--- start of The data ---

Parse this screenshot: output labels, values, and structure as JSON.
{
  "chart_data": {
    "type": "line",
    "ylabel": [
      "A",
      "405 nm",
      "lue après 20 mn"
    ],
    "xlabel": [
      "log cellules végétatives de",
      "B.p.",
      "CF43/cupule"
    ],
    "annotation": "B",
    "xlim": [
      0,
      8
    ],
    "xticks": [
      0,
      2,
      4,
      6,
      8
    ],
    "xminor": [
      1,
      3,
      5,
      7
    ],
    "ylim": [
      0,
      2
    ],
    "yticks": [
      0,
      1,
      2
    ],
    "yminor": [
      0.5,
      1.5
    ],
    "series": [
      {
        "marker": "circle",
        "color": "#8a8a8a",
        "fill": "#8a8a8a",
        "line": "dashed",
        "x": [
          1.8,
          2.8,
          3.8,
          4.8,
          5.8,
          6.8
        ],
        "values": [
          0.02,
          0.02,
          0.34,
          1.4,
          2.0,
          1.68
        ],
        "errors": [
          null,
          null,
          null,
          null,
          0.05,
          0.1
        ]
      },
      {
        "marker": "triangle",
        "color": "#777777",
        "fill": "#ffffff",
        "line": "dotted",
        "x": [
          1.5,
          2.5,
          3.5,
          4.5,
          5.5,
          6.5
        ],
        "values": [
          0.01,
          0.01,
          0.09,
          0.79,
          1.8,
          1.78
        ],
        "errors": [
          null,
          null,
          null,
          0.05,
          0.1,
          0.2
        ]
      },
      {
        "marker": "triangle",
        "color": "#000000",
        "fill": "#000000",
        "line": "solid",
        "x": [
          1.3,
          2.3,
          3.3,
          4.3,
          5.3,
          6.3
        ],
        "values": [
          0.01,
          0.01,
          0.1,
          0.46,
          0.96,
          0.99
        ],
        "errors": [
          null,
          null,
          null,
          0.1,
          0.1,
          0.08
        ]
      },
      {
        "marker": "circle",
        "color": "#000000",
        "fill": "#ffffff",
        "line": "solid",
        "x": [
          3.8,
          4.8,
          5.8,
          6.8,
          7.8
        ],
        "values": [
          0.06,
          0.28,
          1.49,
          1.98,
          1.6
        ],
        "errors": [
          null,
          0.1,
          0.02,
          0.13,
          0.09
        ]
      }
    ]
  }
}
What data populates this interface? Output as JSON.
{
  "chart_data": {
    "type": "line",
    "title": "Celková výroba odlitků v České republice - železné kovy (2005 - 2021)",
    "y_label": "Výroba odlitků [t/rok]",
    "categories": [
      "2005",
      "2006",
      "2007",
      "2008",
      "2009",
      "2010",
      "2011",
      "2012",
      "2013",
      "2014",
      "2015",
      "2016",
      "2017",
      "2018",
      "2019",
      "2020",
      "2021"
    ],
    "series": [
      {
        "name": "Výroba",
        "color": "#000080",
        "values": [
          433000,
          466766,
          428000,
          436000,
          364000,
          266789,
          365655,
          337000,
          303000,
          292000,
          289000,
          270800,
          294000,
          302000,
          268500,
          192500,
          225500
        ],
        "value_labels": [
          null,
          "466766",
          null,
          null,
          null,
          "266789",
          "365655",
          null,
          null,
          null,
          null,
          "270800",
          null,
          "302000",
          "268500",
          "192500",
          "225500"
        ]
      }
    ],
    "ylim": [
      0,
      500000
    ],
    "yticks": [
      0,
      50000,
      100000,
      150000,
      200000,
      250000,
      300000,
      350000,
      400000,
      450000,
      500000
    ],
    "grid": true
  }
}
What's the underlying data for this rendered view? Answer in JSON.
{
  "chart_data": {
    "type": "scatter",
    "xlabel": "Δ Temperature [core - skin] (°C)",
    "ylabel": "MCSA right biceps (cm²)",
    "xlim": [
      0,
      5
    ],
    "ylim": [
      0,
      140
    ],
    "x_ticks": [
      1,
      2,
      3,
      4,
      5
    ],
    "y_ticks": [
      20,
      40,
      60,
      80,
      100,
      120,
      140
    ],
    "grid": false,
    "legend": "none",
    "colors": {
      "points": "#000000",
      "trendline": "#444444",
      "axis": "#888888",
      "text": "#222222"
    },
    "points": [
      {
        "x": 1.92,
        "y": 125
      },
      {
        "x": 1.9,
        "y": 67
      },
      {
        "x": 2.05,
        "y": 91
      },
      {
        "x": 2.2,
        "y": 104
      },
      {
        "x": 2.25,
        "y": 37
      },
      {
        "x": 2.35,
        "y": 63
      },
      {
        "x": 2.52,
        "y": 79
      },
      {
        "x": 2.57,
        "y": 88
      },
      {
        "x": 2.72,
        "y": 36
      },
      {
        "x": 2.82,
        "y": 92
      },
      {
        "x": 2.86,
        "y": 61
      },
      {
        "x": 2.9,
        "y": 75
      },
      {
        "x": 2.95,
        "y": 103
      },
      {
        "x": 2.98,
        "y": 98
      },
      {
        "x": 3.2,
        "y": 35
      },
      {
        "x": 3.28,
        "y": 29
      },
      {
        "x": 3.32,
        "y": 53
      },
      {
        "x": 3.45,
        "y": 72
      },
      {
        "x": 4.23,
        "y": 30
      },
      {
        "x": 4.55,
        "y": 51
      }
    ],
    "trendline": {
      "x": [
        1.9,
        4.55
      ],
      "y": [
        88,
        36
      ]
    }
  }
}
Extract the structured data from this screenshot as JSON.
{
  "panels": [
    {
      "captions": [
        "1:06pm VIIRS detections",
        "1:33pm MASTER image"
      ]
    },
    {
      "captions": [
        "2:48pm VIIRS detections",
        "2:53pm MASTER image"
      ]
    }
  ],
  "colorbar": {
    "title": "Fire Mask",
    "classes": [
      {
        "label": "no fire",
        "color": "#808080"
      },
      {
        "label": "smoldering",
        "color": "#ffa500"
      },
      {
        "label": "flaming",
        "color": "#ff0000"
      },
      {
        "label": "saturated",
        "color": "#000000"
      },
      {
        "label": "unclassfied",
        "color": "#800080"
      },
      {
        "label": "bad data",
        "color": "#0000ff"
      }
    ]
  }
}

--- end of The data ---

Task directions - Take the entries above and transcribe them exactly.

Result of the exercise -
Parse this screenshot: output labels, values, and structure as JSON.
{
  "chart_data": {
    "type": "line",
    "ylabel": [
      "A",
      "405 nm",
      "lue après 20 mn"
    ],
    "xlabel": [
      "log cellules végétatives de",
      "B.p.",
      "CF43/cupule"
    ],
    "annotation": "B",
    "xlim": [
      0,
      8
    ],
    "xticks": [
      0,
      2,
      4,
      6,
      8
    ],
    "xminor": [
      1,
      3,
      5,
      7
    ],
    "ylim": [
      0,
      2
    ],
    "yticks": [
      0,
      1,
      2
    ],
    "yminor": [
      0.5,
      1.5
    ],
    "series": [
      {
        "marker": "circle",
        "color": "#8a8a8a",
        "fill": "#8a8a8a",
        "line": "dashed",
        "x": [
          1.8,
          2.8,
          3.8,
          4.8,
          5.8,
          6.8
        ],
        "values": [
          0.02,
          0.02,
          0.34,
          1.4,
          2.0,
          1.68
        ],
        "errors": [
          null,
          null,
          null,
          null,
          0.05,
          0.1
        ]
      },
      {
        "marker": "triangle",
        "color": "#777777",
        "fill": "#ffffff",
        "line": "dotted",
        "x": [
          1.5,
          2.5,
          3.5,
          4.5,
          5.5,
          6.5
        ],
        "values": [
          0.01,
          0.01,
          0.09,
          0.79,
          1.8,
          1.78
        ],
        "errors": [
          null,
          null,
          null,
          0.05,
          0.1,
          0.2
        ]
      },
      {
        "marker": "triangle",
        "color": "#000000",
        "fill": "#000000",
        "line": "solid",
        "x": [
          1.3,
          2.3,
          3.3,
          4.3,
          5.3,
          6.3
        ],
        "values": [
          0.01,
          0.01,
          0.1,
          0.46,
          0.96,
          0.99
        ],
        "errors": [
          null,
          null,
          null,
          0.1,
          0.1,
          0.08
        ]
      },
      {
        "marker": "circle",
        "color": "#000000",
        "fill": "#ffffff",
        "line": "solid",
        "x": [
          3.8,
          4.8,
          5.8,
          6.8,
          7.8
        ],
        "values": [
          0.06,
          0.28,
          1.49,
          1.98,
          1.6
        ],
        "errors": [
          null,
          0.1,
          0.02,
          0.13,
          0.09
        ]
      }
    ]
  }
}
What data populates this interface? Output as JSON.
{
  "chart_data": {
    "type": "line",
    "title": "Celková výroba odlitků v České republice - železné kovy (2005 - 2021)",
    "y_label": "Výroba odlitků [t/rok]",
    "categories": [
      "2005",
      "2006",
      "2007",
      "2008",
      "2009",
      "2010",
      "2011",
      "2012",
      "2013",
      "2014",
      "2015",
      "2016",
      "2017",
      "2018",
      "2019",
      "2020",
      "2021"
    ],
    "series": [
      {
        "name": "Výroba",
        "color": "#000080",
        "values": [
          433000,
          466766,
          428000,
          436000,
          364000,
          266789,
          365655,
          337000,
          303000,
          292000,
          289000,
          270800,
          294000,
          302000,
          268500,
          192500,
          225500
        ],
        "value_labels": [
          null,
          "466766",
          null,
          null,
          null,
          "266789",
          "365655",
          null,
          null,
          null,
          null,
          "270800",
          null,
          "302000",
          "268500",
          "192500",
          "225500"
        ]
      }
    ],
    "ylim": [
      0,
      500000
    ],
    "yticks": [
      0,
      50000,
      100000,
      150000,
      200000,
      250000,
      300000,
      350000,
      400000,
      450000,
      500000
    ],
    "grid": true
  }
}
What's the underlying data for this rendered view? Answer in JSON.
{
  "chart_data": {
    "type": "scatter",
    "xlabel": "Δ Temperature [core - skin] (°C)",
    "ylabel": "MCSA right biceps (cm²)",
    "xlim": [
      0,
      5
    ],
    "ylim": [
      0,
      140
    ],
    "x_ticks": [
      1,
      2,
      3,
      4,
      5
    ],
    "y_ticks": [
      20,
      40,
      60,
      80,
      100,
      120,
      140
    ],
    "grid": false,
    "legend": "none",
    "colors": {
      "points": "#000000",
      "trendline": "#444444",
      "axis": "#888888",
      "text": "#222222"
    },
    "points": [
      {
        "x": 1.92,
        "y": 125
      },
      {
        "x": 1.9,
        "y": 67
      },
      {
        "x": 2.05,
        "y": 91
      },
      {
        "x": 2.2,
        "y": 104
      },
      {
        "x": 2.25,
        "y": 37
      },
      {
        "x": 2.35,
        "y": 63
      },
      {
        "x": 2.52,
        "y": 79
      },
      {
        "x": 2.57,
        "y": 88
      },
      {
        "x": 2.72,
        "y": 36
      },
      {
        "x": 2.82,
        "y": 92
      },
      {
        "x": 2.86,
        "y": 61
      },
      {
        "x": 2.9,
        "y": 75
      },
      {
        "x": 2.95,
        "y": 103
      },
      {
        "x": 2.98,
        "y": 98
      },
      {
        "x": 3.2,
        "y": 35
      },
      {
        "x": 3.28,
        "y": 29
      },
      {
        "x": 3.32,
        "y": 53
      },
      {
        "x": 3.45,
        "y": 72
      },
      {
        "x": 4.23,
        "y": 30
      },
      {
        "x": 4.55,
        "y": 51
      }
    ],
    "trendline": {
      "x": [
        1.9,
        4.55
      ],
      "y": [
        88,
        36
      ]
    }
  }
}
Extract the structured data from this screenshot as JSON.
{
  "panels": [
    {
      "captions": [
        "1:06pm VIIRS detections",
        "1:33pm MASTER image"
      ]
    },
    {
      "captions": [
        "2:48pm VIIRS detections",
        "2:53pm MASTER image"
      ]
    }
  ],
  "colorbar": {
    "title": "Fire Mask",
    "classes": [
      {
        "label": "no fire",
        "color": "#808080"
      },
      {
        "label": "smoldering",
        "color": "#ffa500"
      },
      {
        "label": "flaming",
        "color": "#ff0000"
      },
      {
        "label": "saturated",
        "color": "#000000"
      },
      {
        "label": "unclassfied",
        "color": "#800080"
      },
      {
        "label": "bad data",
        "color": "#0000ff"
      }
    ]
  }
}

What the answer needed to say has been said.